= Set exercise =
Report how many lines hold the string "icon". Give the number and nothing else.

* Begin Input for this task *

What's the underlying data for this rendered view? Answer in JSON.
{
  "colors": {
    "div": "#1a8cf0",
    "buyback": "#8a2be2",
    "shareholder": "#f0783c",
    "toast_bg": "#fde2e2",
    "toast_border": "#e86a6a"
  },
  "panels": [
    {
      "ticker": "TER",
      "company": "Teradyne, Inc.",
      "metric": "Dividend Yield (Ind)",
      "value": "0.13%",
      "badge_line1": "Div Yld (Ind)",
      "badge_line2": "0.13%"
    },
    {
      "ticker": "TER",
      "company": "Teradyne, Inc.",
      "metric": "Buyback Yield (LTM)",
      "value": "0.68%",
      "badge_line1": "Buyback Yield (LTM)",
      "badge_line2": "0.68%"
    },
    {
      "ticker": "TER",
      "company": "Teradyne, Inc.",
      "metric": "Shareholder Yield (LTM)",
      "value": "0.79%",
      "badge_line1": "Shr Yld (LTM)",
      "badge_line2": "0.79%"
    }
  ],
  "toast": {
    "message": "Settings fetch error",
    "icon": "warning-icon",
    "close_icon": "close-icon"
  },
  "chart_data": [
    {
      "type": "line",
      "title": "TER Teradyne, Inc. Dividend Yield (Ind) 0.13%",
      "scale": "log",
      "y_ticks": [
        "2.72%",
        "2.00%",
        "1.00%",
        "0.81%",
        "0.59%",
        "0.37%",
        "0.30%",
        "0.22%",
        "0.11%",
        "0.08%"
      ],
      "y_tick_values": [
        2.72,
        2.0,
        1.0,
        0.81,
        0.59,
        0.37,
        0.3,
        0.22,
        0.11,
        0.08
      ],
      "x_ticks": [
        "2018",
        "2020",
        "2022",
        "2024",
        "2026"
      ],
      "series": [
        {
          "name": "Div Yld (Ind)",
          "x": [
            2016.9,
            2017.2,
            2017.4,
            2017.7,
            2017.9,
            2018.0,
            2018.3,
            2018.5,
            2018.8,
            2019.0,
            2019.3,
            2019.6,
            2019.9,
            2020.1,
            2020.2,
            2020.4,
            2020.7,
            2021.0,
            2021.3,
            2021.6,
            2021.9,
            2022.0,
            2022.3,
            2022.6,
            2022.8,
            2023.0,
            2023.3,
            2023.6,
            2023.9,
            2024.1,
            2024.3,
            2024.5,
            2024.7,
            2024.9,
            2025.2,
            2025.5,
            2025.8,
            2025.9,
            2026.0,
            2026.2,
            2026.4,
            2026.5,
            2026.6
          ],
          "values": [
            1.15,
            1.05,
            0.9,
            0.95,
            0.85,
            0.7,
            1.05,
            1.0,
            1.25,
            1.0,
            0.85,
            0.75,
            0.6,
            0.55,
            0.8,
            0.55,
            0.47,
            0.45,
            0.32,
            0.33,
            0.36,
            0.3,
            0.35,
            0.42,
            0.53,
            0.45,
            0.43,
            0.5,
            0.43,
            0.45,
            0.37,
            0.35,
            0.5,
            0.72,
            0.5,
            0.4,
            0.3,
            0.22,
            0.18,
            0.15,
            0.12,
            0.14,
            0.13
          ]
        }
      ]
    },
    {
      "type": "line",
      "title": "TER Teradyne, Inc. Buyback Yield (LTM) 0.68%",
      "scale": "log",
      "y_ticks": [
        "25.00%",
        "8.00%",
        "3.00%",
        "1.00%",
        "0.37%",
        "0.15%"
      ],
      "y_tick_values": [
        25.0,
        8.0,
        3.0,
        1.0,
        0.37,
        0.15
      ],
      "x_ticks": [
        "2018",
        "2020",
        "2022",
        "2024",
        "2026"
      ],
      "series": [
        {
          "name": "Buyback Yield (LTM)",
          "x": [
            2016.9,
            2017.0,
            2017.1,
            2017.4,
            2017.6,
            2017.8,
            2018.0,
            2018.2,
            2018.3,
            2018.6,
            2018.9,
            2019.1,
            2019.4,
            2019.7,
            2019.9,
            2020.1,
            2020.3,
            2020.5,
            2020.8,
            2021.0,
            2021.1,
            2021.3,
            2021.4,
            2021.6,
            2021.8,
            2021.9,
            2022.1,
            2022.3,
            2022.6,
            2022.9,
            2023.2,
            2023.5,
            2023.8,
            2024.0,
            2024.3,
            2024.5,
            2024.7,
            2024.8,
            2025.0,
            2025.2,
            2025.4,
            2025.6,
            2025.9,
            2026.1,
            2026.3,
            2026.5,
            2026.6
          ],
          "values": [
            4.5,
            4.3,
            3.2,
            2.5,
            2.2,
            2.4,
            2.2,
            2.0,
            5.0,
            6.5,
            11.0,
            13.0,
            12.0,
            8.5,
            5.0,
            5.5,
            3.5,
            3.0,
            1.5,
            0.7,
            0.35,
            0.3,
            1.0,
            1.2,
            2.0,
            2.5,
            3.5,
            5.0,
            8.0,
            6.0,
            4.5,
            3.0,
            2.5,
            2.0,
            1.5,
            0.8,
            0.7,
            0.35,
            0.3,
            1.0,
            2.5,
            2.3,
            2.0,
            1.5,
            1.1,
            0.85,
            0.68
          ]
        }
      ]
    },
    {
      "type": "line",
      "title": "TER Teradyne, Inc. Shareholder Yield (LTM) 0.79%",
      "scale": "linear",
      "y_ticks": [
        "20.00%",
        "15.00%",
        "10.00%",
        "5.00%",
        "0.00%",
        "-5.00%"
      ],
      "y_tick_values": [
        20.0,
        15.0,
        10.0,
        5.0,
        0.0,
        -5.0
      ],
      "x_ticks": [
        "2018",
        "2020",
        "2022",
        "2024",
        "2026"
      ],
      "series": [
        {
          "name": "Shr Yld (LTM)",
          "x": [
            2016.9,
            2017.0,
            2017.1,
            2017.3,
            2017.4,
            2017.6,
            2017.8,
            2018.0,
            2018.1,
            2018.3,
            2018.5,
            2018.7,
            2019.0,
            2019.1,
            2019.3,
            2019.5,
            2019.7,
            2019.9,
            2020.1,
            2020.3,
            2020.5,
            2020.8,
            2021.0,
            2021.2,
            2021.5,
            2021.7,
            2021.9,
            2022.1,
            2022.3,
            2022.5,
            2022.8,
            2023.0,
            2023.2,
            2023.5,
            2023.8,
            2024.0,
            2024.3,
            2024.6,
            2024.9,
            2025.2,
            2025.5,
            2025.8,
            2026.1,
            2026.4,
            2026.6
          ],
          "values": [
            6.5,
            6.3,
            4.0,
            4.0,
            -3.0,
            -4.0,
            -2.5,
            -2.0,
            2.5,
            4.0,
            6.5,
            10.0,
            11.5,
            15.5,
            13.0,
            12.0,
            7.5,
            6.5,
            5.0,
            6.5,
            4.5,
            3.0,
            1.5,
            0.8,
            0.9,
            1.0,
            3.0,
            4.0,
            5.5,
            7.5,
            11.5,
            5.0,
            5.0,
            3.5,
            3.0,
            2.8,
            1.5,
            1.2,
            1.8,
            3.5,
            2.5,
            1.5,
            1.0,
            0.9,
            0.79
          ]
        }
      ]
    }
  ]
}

* End Input for this task *

= Response for this exercise =
2